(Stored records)
>> Start
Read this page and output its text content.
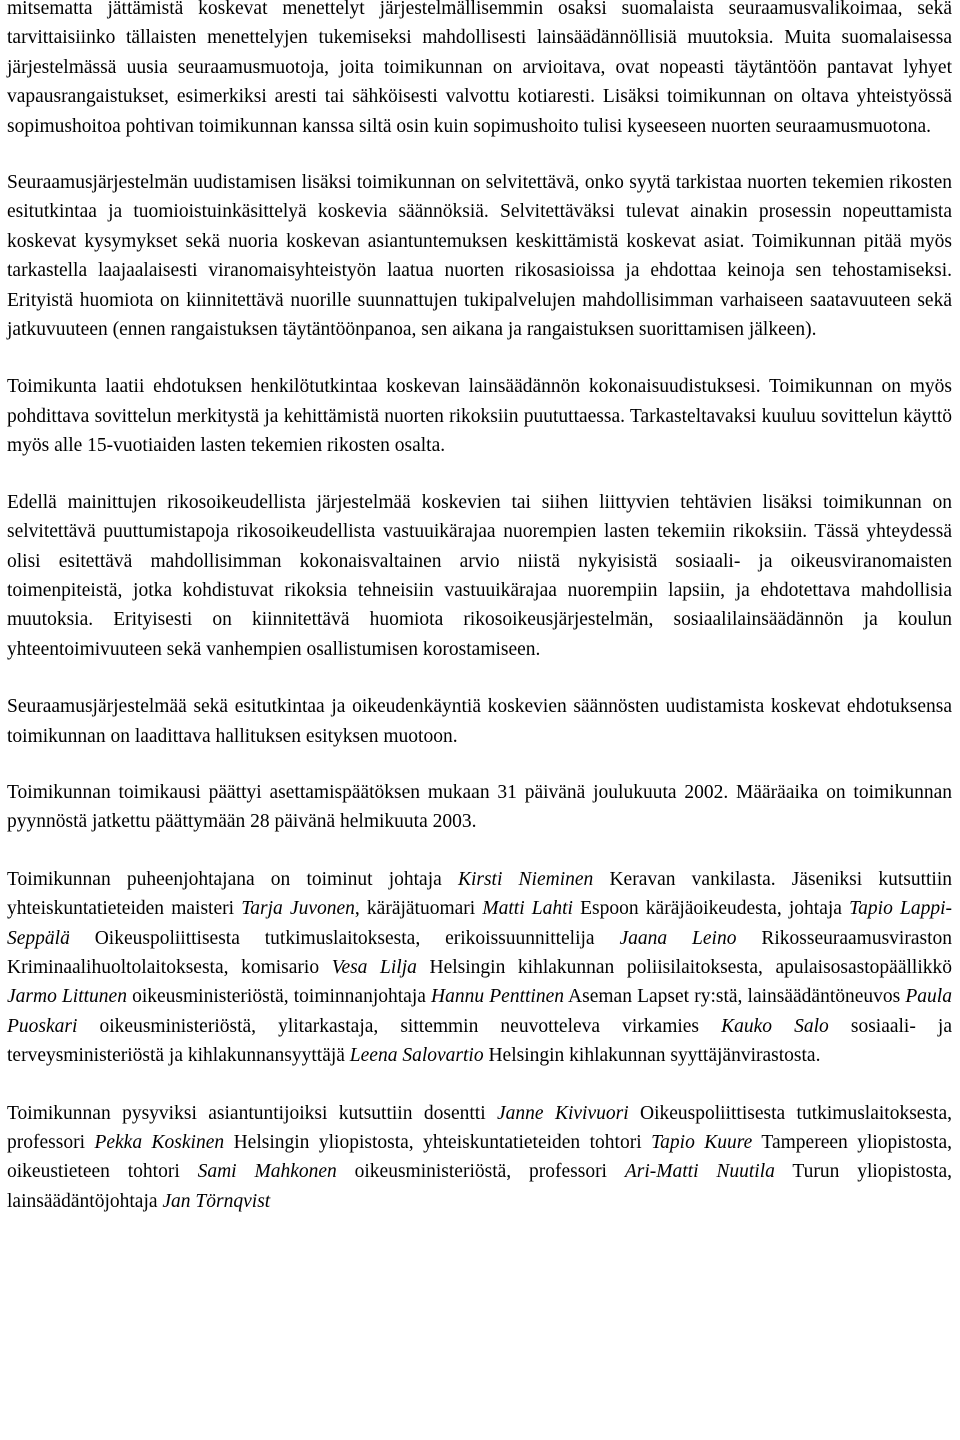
mitsematta jättämistä koskevat menettelyt järjestelmällisemmin osaksi suomalaista seuraamusvalikoimaa, sekä tarvittaisiinko tällaisten menettelyjen tukemiseksi mahdollisesti lainsäädännöllisiä muutoksia. Muita suomalaisessa järjestelmässä uusia seuraamusmuotoja, joita toimikunnan on arvioitava, ovat nopeasti täytäntöön pantavat lyhyet vapausrangaistukset, esimerkiksi aresti tai sähköisesti valvottu kotiaresti. Lisäksi toimikunnan on oltava yhteistyössä sopimushoitoa pohtivan toimikunnan kanssa siltä osin kuin sopimushoito tulisi kyseeseen nuorten seuraamusmuotona.

Seuraamusjärjestelmän uudistamisen lisäksi toimikunnan on selvitettävä, onko syytä tarkistaa nuorten tekemien rikosten esitutkintaa ja tuomioistuinkäsittelyä koskevia säännöksiä. Selvitettäväksi tulevat ainakin prosessin nopeuttamista koskevat kysymykset sekä nuoria koskevan asiantuntemuksen keskittämistä koskevat asiat. Toimikunnan pitää myös tarkastella laajaalaisesti viranomaisyhteistyön laatua nuorten rikosasioissa ja ehdottaa keinoja sen tehostamiseksi. Erityistä huomiota on kiinnitettävä nuorille suunnattujen tukipalvelujen mahdollisimman varhaiseen saatavuuteen sekä jatkuvuuteen (ennen rangaistuksen täytäntöönpanoa, sen aikana ja rangaistuksen suorittamisen jälkeen).

Toimikunta laatii ehdotuksen henkilötutkintaa koskevan lainsäädännön kokonaisuudistuksesi. Toimikunnan on myös pohdittava sovittelun merkitystä ja kehittämistä nuorten rikoksiin puututtaessa. Tarkasteltavaksi kuuluu sovittelun käyttö myös alle 15-vuotiaiden lasten tekemien rikosten osalta.

Edellä mainittujen rikosoikeudellista järjestelmää koskevien tai siihen liittyvien tehtävien lisäksi toimikunnan on selvitettävä puuttumistapoja rikosoikeudellista vastuuikärajaa nuorempien lasten tekemiin rikoksiin. Tässä yhteydessä olisi esitettävä mahdollisimman kokonaisvaltainen arvio niistä nykyisistä sosiaali- ja oikeusviranomaisten toimenpiteistä, jotka kohdistuvat rikoksia tehneisiin vastuuikärajaa nuorempiin lapsiin, ja ehdotettava mahdollisia muutoksia. Erityisesti on kiinnitettävä huomiota rikosoikeusjärjestelmän, sosiaalilainsäädännön ja koulun yhteentoimivuuteen sekä vanhempien osallistumisen korostamiseen.

Seuraamusjärjestelmää sekä esitutkintaa ja oikeudenkäyntiä koskevien säännösten uudistamista koskevat ehdotuksensa toimikunnan on laadittava hallituksen esityksen muotoon.

Toimikunnan toimikausi päättyi asettamispäätöksen mukaan 31 päivänä joulukuuta 2002. Määräaika on toimikunnan pyynnöstä jatkettu päättymään 28 päivänä helmikuuta 2003.

Toimikunnan puheenjohtajana on toiminut johtaja Kirsti Nieminen Keravan vankilasta. Jäseniksi kutsuttiin yhteiskuntatieteiden maisteri Tarja Juvonen, käräjätuomari Matti Lahti Espoon käräjäoikeudesta, johtaja Tapio Lappi-Seppälä Oikeuspoliittisesta tutkimuslaitoksesta, erikoissuunnittelija Jaana Leino Rikosseuraamusviraston Kriminaalihuoltolaitoksesta, komisario Vesa Lilja Helsingin kihlakunnan poliisilaitoksesta, apulaisosastopäällikkö Jarmo Littunen oikeusministeriöstä, toiminnanjohtaja Hannu Penttinen Aseman Lapset ry:stä, lainsäädäntöneuvos Paula Puoskari oikeusministeriöstä, ylitarkastaja, sittemmin neuvotteleva virkamies Kauko Salo sosiaali- ja terveysministeriöstä ja kihlakunnansyyttäjä Leena Salovartio Helsingin kihlakunnan syyttäjänvirastosta.

Toimikunnan pysyviksi asiantuntijoiksi kutsuttiin dosentti Janne Kivivuori Oikeuspoliittisesta tutkimuslaitoksesta, professori Pekka Koskinen Helsingin yliopistosta, yhteiskuntatieteiden tohtori Tapio Kuure Tampereen yliopistosta, oikeustieteen tohtori Sami Mahkonen oikeusministeriöstä, professori Ari-Matti Nuutila Turun yliopistosta, lainsäädäntöjohtaja Jan Törnqvist
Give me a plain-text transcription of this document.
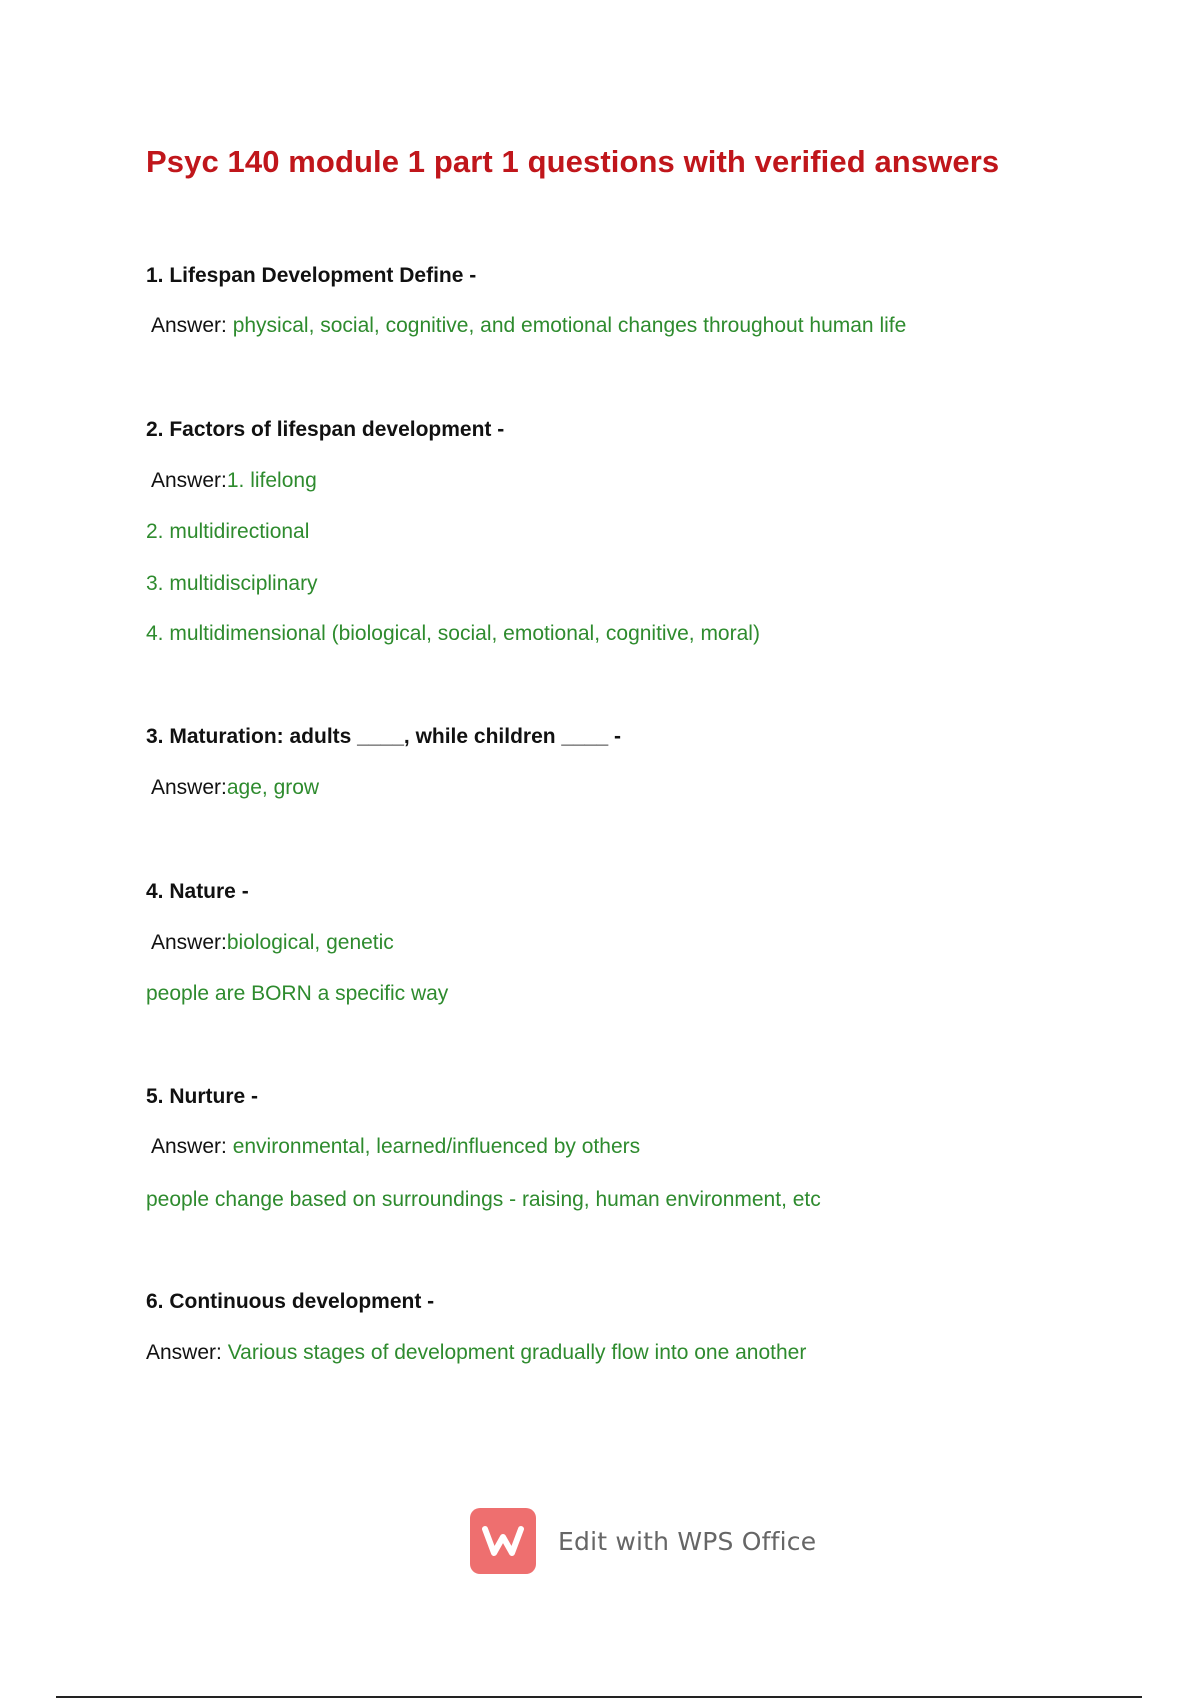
Psyc 140 module 1 part 1 questions with verified answers
1. Lifespan Development Define -
Answer: physical, social, cognitive, and emotional changes throughout human life
2. Factors of lifespan development -
Answer:1. lifelong
2. multidirectional
3. multidisciplinary
4. multidimensional (biological, social, emotional, cognitive, moral)
3. Maturation: adults ____, while children ____ -
Answer:age, grow
4. Nature -
Answer:biological, genetic
people are BORN a specific way
5. Nurture -
Answer: environmental, learned/influenced by others
people change based on surroundings - raising, human environment, etc
6. Continuous development -
Answer: Various stages of development gradually flow into one another
Edit with WPS Office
>> End
## Task instructions
The lines to repeat run from the line containing "Give me a plain-text" through the last line of the material above; give them exactly, without the pictures.

## Task answer
Give me a plain-text transcription of this document.
Psyc 140 module 1 part 1 questions with verified answers
1. Lifespan Development Define -
Answer: physical, social, cognitive, and emotional changes throughout human life
2. Factors of lifespan development -
Answer:1. lifelong
2. multidirectional
3. multidisciplinary
4. multidimensional (biological, social, emotional, cognitive, moral)
3. Maturation: adults ____, while children ____ -
Answer:age, grow
4. Nature -
Answer:biological, genetic
people are BORN a specific way
5. Nurture -
Answer: environmental, learned/influenced by others
people change based on surroundings - raising, human environment, etc
6. Continuous development -
Answer: Various stages of development gradually flow into one another
Edit with WPS Office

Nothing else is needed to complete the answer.